• **What the exercise asks**: Every line of the material below must be repeated exactly.

• **Records provided**:
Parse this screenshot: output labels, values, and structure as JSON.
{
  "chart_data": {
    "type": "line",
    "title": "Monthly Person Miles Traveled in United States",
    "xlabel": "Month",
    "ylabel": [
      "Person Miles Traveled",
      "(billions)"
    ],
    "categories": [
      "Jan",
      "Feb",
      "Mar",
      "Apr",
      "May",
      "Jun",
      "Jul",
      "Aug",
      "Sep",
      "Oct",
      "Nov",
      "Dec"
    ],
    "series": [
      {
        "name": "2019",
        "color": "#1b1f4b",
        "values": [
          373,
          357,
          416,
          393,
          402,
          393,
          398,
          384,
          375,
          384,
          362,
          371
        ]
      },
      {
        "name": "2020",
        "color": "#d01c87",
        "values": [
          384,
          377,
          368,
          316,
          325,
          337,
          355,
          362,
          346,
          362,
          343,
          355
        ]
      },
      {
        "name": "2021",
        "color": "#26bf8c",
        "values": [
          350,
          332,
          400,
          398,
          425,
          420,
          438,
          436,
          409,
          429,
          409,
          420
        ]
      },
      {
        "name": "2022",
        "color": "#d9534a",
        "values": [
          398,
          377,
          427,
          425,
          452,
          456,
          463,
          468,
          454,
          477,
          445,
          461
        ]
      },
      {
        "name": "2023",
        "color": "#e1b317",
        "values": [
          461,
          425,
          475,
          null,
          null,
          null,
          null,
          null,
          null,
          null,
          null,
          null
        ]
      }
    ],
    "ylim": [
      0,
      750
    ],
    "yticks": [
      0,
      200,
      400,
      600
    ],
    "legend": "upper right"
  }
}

• **Task solution**:
Parse this screenshot: output labels, values, and structure as JSON.
{
  "chart_data": {
    "type": "line",
    "title": "Monthly Person Miles Traveled in United States",
    "xlabel": "Month",
    "ylabel": [
      "Person Miles Traveled",
      "(billions)"
    ],
    "categories": [
      "Jan",
      "Feb",
      "Mar",
      "Apr",
      "May",
      "Jun",
      "Jul",
      "Aug",
      "Sep",
      "Oct",
      "Nov",
      "Dec"
    ],
    "series": [
      {
        "name": "2019",
        "color": "#1b1f4b",
        "values": [
          373,
          357,
          416,
          393,
          402,
          393,
          398,
          384,
          375,
          384,
          362,
          371
        ]
      },
      {
        "name": "2020",
        "color": "#d01c87",
        "values": [
          384,
          377,
          368,
          316,
          325,
          337,
          355,
          362,
          346,
          362,
          343,
          355
        ]
      },
      {
        "name": "2021",
        "color": "#26bf8c",
        "values": [
          350,
          332,
          400,
          398,
          425,
          420,
          438,
          436,
          409,
          429,
          409,
          420
        ]
      },
      {
        "name": "2022",
        "color": "#d9534a",
        "values": [
          398,
          377,
          427,
          425,
          452,
          456,
          463,
          468,
          454,
          477,
          445,
          461
        ]
      },
      {
        "name": "2023",
        "color": "#e1b317",
        "values": [
          461,
          425,
          475,
          null,
          null,
          null,
          null,
          null,
          null,
          null,
          null,
          null
        ]
      }
    ],
    "ylim": [
      0,
      750
    ],
    "yticks": [
      0,
      200,
      400,
      600
    ],
    "legend": "upper right"
  }
}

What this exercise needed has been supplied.